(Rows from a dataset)
>> BEGIN
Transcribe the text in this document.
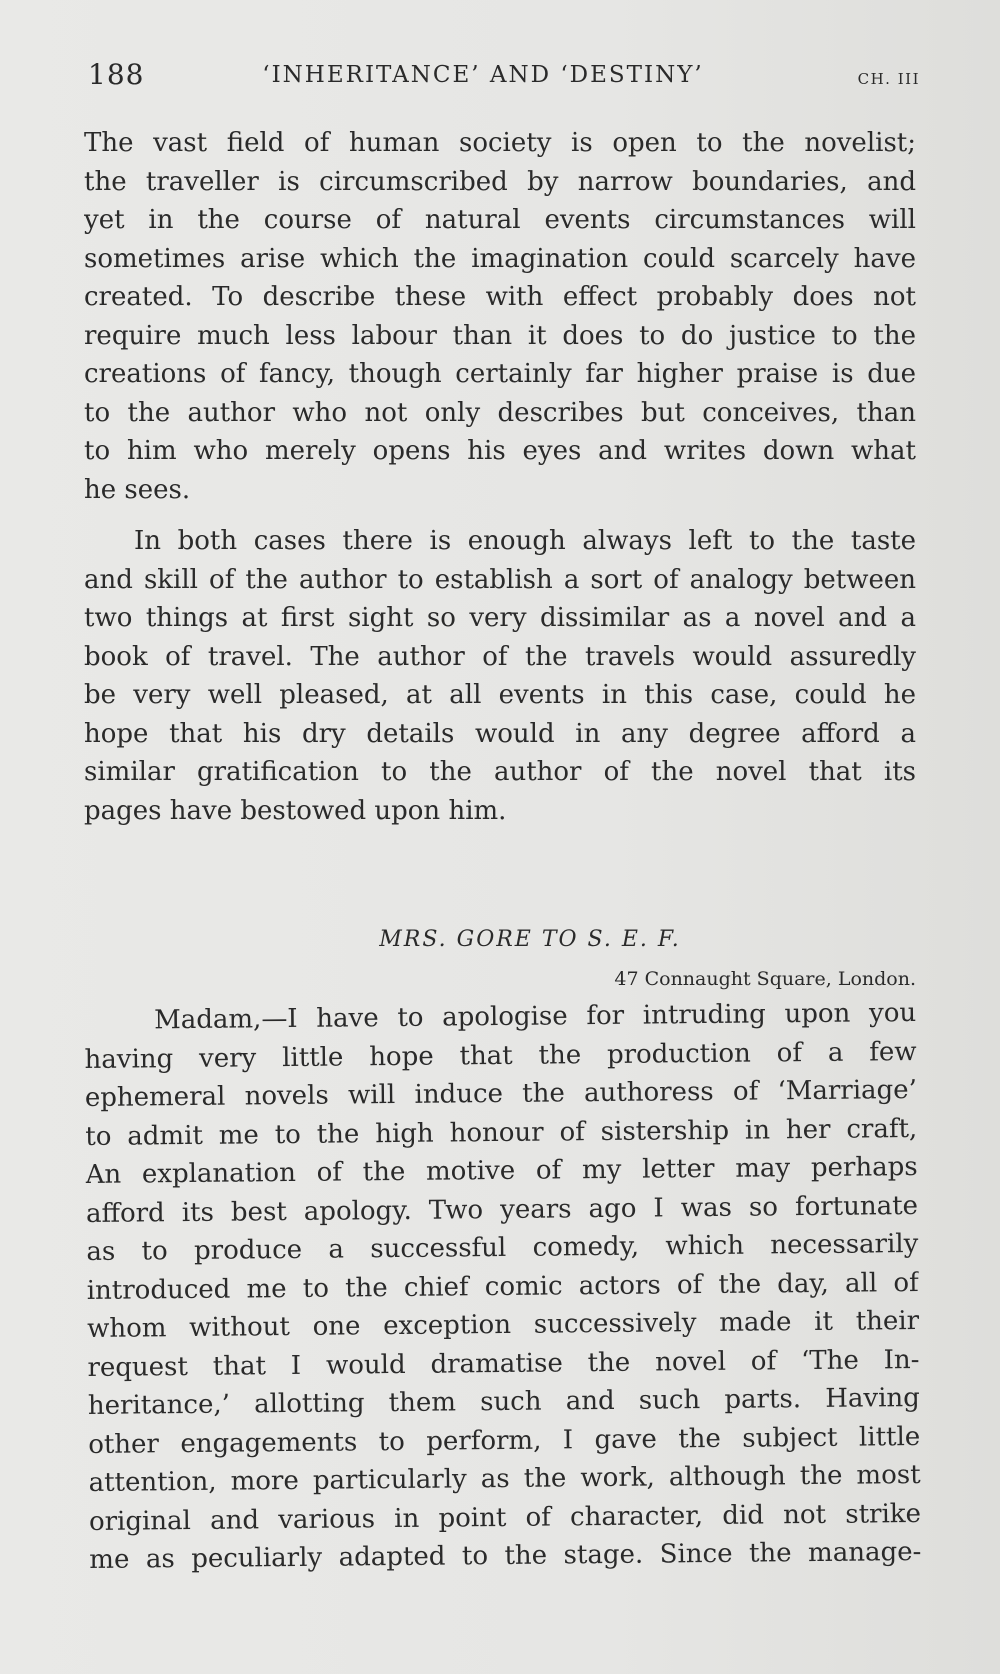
188	‘INHERITANCE’ AND ‘DESTINY’	CH. III
The vast field of human society is open to the novelist;
the traveller is circumscribed by narrow boundaries, and
yet in the course of natural events circumstances will
sometimes arise which the imagination could scarcely have
created. To describe these with effect probably does not
require much less labour than it does to do justice to the
creations of fancy, though certainly far higher praise is due
to the author who not only describes but conceives, than
to him who merely opens his eyes and writes down what
he sees.
In both cases there is enough always left to the taste
and skill of the author to establish a sort of analogy between
two things at first sight so very dissimilar as a novel and a
book of travel. The author of the travels would assuredly
be very well pleased, at all events in this case, could he
hope that his dry details would in any degree afford a
similar gratification to the author of the novel that its
pages have bestowed upon him.
MRS. GORE TO S. E. F.
47 Connaught Square, London.
Madam,—I have to apologise for intruding upon you
having very little hope that the production of a few
ephemeral novels will induce the authoress of ‘Marriage’
to admit me to the high honour of sistership in her craft,
An explanation of the motive of my letter may perhaps
afford its best apology. Two years ago I was so fortunate
as to produce a successful comedy, which necessarily
introduced me to the chief comic actors of the day, all of
whom without one exception successively made it their
request that I would dramatise the novel of ‘The In-
heritance,’ allotting them such and such parts. Having
other engagements to perform, I gave the subject little
attention, more particularly as the work, although the most
original and various in point of character, did not strike
me as peculiarly adapted to the stage. Since the manage-
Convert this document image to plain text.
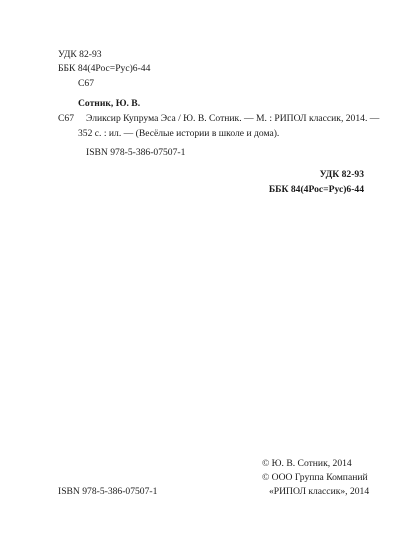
УДК 82-93
ББК 84(4Рос=Рус)6-44
С67
Сотник, Ю. В.
С67 Эликсир Купрума Эса / Ю. В. Сотник. — М. : РИПОЛ классик, 2014. —
352 с. : ил. — (Весёлые истории в школе и дома).
ISBN 978-5-386-07507-1
УДК 82-93
ББК 84(4Рос=Рус)6-44
© Ю. В. Сотник, 2014
© ООО Группа Компаний
«РИПОЛ классик», 2014
ISBN 978-5-386-07507-1
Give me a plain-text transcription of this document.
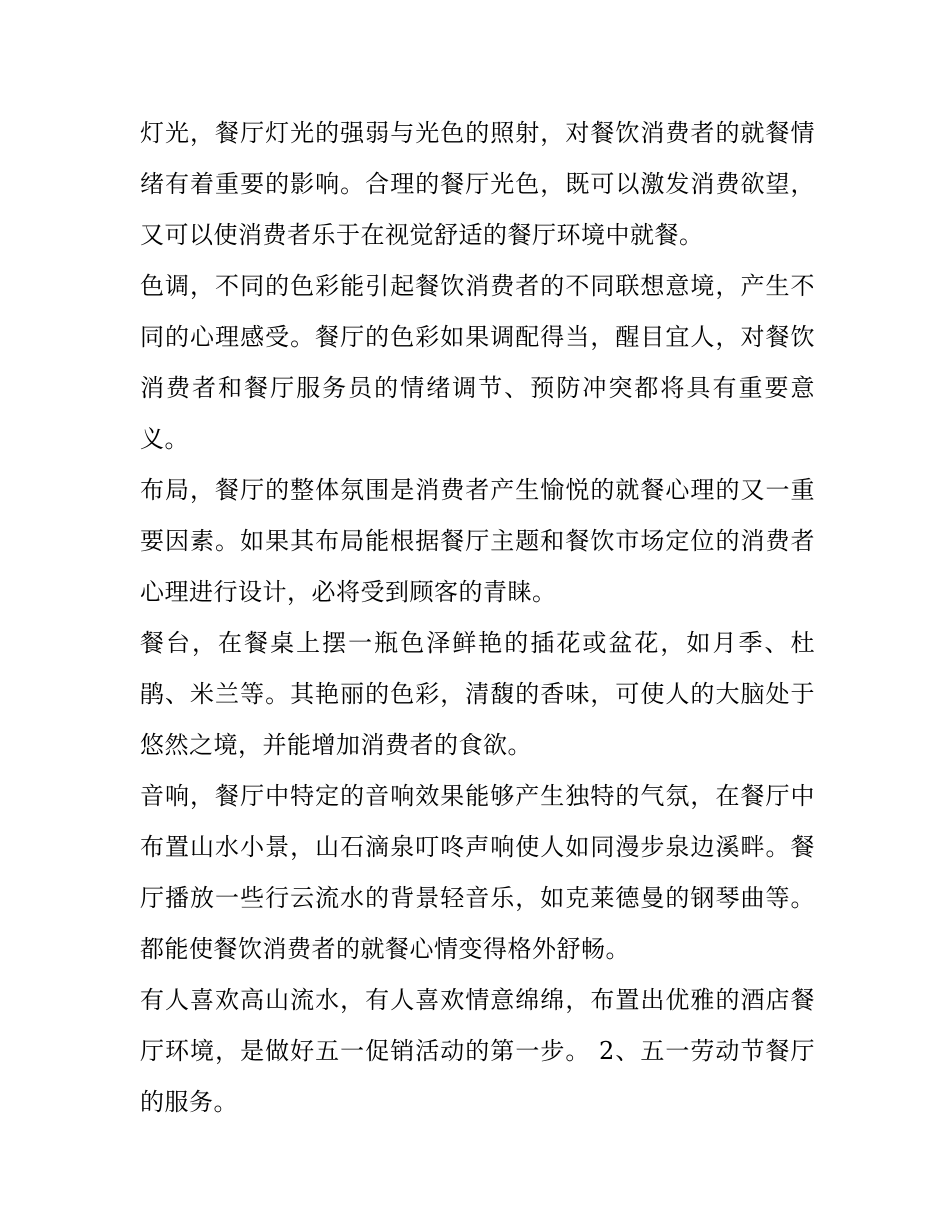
灯光，餐厅灯光的强弱与光色的照射，对餐饮消费者的就餐情绪有着重要的影响。合理的餐厅光色，既可以激发消费欲望，又可以使消费者乐于在视觉舒适的餐厅环境中就餐。

色调，不同的色彩能引起餐饮消费者的不同联想意境，产生不同的心理感受。餐厅的色彩如果调配得当，醒目宜人，对餐饮消费者和餐厅服务员的情绪调节、预防冲突都将具有重要意义。

布局，餐厅的整体氛围是消费者产生愉悦的就餐心理的又一重要因素。如果其布局能根据餐厅主题和餐饮市场定位的消费者心理进行设计，必将受到顾客的青睐。

餐台，在餐桌上摆一瓶色泽鲜艳的插花或盆花，如月季、杜鹃、米兰等。其艳丽的色彩，清馥的香味，可使人的大脑处于悠然之境，并能增加消费者的食欲。

音响，餐厅中特定的音响效果能够产生独特的气氛，在餐厅中布置山水小景，山石滴泉叮咚声响使人如同漫步泉边溪畔。餐厅播放一些行云流水的背景轻音乐，如克莱德曼的钢琴曲等。都能使餐饮消费者的就餐心情变得格外舒畅。

有人喜欢高山流水，有人喜欢情意绵绵，布置出优雅的酒店餐厅环境，是做好五一促销活动的第一步。 2、五一劳动节餐厅的服务。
>> END
#### DIRECTION:
In the records above, locate the lines holding the word "will". Copy each of them.

#### ANSWER FOR THIS EXERCISE:
yet in the course of natural events circumstances will
ephemeral novels will induce the authoress of ‘Marriage’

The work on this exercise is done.